- WHAT TO DO -
Select lines where the word "values" appears.

- RECORDS TO PROCESS -
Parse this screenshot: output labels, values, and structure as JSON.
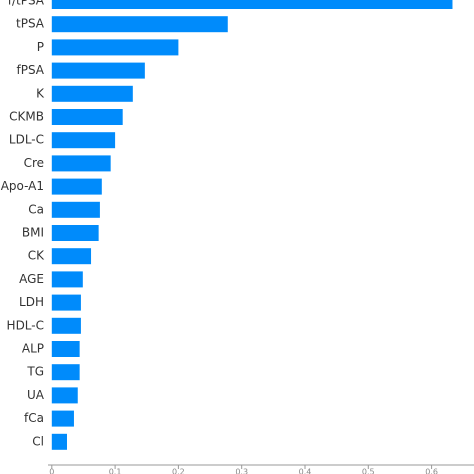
{
  "chart_data": {
    "type": "barh",
    "color": "#008bfb",
    "categories": [
      "f/tPSA",
      "tPSA",
      "P",
      "fPSA",
      "K",
      "CKMB",
      "LDL-C",
      "Cre",
      "Apo-A1",
      "Ca",
      "BMI",
      "CK",
      "AGE",
      "LDH",
      "HDL-C",
      "ALP",
      "TG",
      "UA",
      "fCa",
      "Cl"
    ],
    "values": [
      0.633,
      0.278,
      0.2,
      0.147,
      0.128,
      0.112,
      0.1,
      0.093,
      0.079,
      0.076,
      0.074,
      0.062,
      0.049,
      0.046,
      0.046,
      0.044,
      0.044,
      0.041,
      0.035,
      0.024
    ],
    "xlim": [
      -0.006,
      0.667
    ],
    "xticks": [
      0,
      0.1,
      0.2,
      0.3,
      0.4,
      0.5,
      0.6
    ]
  }
}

- SOLUTION TO THIS PROBLEM -
Parse this screenshot: output labels, values, and structure as JSON.
    "values": [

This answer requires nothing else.